### [GIVEN REQUEST]
Find the lines containing the word "correcto" and copy every one of them.

╔══

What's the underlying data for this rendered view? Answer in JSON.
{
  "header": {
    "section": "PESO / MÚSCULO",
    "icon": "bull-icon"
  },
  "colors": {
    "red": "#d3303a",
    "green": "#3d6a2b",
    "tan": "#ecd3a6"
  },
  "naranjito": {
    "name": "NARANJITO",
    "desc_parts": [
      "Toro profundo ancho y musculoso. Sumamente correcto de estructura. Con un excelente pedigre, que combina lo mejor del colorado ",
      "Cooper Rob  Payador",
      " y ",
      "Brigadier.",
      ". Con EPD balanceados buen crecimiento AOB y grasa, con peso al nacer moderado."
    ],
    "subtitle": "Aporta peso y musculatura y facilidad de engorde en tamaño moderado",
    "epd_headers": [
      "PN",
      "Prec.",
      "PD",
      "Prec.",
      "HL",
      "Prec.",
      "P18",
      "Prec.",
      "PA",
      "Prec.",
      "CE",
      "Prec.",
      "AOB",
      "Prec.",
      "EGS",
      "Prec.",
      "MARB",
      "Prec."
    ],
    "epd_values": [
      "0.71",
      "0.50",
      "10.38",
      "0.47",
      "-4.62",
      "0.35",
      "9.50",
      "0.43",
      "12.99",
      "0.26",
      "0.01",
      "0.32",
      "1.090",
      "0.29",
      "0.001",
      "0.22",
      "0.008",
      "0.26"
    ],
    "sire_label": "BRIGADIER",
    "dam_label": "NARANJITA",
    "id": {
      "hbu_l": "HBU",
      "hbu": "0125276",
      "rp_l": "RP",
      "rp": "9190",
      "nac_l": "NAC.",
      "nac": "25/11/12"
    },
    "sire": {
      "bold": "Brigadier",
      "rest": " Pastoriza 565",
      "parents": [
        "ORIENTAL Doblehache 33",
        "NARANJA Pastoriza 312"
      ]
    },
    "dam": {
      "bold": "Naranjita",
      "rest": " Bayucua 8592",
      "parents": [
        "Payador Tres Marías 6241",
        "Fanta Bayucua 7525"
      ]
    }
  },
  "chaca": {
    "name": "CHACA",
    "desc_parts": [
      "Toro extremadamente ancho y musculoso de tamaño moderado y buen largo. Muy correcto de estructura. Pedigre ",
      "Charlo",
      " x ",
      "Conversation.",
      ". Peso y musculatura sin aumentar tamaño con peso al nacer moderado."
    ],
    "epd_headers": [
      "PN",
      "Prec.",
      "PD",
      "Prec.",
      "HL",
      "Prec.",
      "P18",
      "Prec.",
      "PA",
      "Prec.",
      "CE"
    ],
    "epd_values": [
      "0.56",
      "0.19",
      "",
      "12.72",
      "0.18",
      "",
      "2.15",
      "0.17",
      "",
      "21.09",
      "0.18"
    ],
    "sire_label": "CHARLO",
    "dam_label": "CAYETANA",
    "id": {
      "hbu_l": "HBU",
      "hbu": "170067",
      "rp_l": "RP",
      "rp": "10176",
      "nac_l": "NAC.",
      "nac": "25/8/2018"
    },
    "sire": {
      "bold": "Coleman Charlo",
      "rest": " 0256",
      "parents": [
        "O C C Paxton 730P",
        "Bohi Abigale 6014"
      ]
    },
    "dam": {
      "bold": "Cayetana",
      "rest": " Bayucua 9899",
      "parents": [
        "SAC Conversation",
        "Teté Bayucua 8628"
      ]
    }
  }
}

╚══

### [SOLUTION FOR THIS PROBLEM]
      "Toro profundo ancho y musculoso. Sumamente correcto de estructura. Con un excelente pedigre, que combina lo mejor del colorado ",
      "Toro extremadamente ancho y musculoso de tamaño moderado y buen largo. Muy correcto de estructura. Pedigre ",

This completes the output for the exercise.